» **Task brief**
Extract each line where the string "icon" shows up.

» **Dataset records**

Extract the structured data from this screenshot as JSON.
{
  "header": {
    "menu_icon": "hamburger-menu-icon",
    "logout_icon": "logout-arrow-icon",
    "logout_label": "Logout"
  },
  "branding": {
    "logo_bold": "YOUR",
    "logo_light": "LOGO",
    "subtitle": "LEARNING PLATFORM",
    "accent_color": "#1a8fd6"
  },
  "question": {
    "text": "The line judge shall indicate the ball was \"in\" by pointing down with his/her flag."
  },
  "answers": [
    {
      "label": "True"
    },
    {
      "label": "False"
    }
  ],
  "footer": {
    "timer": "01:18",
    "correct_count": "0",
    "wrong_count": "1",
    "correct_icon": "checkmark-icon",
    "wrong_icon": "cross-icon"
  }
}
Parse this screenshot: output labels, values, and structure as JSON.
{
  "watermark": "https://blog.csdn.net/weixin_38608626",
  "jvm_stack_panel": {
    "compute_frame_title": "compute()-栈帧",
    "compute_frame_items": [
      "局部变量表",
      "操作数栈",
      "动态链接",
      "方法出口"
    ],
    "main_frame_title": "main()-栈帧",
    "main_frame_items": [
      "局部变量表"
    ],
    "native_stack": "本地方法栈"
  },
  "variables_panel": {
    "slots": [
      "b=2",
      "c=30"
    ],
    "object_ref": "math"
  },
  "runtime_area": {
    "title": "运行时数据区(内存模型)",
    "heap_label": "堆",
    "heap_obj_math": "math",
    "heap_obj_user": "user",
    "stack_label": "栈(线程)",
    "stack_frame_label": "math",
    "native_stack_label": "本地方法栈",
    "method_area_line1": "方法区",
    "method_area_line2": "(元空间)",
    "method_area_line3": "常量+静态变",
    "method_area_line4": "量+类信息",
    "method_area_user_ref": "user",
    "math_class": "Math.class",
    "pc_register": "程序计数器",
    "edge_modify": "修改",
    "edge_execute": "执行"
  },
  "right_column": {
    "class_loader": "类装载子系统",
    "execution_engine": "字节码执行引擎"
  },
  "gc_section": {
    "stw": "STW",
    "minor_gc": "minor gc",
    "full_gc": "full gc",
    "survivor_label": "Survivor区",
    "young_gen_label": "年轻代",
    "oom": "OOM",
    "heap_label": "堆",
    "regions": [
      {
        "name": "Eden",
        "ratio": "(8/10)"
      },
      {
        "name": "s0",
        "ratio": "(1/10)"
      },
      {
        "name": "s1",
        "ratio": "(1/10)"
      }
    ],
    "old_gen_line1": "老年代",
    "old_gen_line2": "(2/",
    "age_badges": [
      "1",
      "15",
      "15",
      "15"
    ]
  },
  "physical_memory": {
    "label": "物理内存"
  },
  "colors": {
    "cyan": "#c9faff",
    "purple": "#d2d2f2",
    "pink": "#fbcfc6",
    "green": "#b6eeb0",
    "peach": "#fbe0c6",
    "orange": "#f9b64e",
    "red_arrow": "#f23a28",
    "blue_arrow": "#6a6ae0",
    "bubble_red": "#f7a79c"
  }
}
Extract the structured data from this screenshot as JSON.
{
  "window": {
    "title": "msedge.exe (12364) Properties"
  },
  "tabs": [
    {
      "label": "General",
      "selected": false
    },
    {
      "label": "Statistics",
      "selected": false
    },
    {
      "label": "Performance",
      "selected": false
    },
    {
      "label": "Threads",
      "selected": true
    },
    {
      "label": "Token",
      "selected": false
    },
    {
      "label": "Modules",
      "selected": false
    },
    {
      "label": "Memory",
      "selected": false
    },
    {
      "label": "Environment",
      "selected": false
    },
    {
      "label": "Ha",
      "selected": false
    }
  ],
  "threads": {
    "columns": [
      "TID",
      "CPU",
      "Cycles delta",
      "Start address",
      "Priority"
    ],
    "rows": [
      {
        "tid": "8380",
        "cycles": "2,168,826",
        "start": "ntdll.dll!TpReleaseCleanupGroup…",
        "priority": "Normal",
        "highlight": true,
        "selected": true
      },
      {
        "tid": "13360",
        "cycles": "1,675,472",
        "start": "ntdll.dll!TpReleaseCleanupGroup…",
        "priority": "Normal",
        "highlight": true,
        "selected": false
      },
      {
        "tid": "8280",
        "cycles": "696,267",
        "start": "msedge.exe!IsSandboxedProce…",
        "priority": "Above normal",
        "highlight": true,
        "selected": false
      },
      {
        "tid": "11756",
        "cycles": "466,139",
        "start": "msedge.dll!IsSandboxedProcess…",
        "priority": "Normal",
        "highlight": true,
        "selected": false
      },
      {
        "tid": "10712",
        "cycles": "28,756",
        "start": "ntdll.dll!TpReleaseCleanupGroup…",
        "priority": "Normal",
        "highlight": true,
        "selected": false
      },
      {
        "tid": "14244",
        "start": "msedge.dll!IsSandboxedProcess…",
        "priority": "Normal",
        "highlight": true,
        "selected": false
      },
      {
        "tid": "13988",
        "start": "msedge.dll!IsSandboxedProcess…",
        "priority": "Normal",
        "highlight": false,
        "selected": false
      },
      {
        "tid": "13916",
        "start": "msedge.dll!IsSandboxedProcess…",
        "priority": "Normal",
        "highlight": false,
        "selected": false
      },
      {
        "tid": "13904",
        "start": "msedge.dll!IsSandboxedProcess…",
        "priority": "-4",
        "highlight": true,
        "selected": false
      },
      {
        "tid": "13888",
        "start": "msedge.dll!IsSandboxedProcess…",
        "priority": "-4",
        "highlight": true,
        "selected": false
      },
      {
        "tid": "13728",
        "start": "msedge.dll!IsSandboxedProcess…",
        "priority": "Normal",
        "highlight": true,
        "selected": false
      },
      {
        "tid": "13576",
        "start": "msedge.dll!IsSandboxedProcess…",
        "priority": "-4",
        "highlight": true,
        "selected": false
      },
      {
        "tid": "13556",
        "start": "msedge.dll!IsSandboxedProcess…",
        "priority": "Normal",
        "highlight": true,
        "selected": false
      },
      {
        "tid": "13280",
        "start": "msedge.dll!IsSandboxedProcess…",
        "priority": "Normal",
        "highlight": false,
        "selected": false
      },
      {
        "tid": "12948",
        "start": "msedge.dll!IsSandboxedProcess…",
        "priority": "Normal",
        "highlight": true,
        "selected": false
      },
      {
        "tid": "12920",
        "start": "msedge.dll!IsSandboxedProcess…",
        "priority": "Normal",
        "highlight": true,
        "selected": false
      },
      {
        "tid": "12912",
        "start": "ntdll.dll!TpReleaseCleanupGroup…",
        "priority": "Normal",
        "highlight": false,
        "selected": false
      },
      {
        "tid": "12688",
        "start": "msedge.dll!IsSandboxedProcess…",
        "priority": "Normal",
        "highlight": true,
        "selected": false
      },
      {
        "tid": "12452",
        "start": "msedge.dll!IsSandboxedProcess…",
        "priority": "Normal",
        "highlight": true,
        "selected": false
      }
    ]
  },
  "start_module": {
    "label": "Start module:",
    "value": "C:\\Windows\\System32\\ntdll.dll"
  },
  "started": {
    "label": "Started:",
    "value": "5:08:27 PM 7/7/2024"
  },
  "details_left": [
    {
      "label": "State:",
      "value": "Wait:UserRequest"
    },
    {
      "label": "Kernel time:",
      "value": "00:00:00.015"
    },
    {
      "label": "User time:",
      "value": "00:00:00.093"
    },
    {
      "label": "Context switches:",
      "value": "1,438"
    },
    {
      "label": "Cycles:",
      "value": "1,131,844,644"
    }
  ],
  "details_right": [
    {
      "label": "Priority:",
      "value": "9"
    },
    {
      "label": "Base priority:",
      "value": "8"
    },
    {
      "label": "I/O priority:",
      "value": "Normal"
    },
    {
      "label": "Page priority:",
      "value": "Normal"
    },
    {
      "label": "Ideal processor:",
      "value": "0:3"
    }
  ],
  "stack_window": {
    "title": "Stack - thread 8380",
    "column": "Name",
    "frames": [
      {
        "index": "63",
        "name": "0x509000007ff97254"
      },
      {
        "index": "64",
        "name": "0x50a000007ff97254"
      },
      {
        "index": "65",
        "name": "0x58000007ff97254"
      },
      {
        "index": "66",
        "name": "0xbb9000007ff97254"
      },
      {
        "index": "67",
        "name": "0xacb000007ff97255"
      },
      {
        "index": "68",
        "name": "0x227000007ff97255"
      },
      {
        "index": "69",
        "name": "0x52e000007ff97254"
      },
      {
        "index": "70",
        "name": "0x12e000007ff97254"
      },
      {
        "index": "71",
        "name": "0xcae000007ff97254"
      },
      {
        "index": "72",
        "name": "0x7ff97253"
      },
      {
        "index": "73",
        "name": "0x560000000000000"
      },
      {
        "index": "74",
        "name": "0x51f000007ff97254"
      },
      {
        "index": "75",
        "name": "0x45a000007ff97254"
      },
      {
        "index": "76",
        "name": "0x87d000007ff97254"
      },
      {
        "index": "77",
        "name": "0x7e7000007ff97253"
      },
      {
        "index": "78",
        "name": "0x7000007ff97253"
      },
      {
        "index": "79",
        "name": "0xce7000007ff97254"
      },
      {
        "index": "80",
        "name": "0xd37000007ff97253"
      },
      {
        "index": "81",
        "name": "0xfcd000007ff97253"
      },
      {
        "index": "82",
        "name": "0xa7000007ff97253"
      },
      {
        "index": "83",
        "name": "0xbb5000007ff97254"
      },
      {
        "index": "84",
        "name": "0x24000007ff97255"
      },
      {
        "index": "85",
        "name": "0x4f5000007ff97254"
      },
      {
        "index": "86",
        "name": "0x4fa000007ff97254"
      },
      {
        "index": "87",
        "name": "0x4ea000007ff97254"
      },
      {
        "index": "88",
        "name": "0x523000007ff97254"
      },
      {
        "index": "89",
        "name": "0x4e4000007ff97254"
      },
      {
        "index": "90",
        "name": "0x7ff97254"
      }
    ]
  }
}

» **Written solution**
    "menu_icon": "hamburger-menu-icon",
    "logout_icon": "logout-arrow-icon",
    "correct_icon": "checkmark-icon",
    "wrong_icon": "cross-icon"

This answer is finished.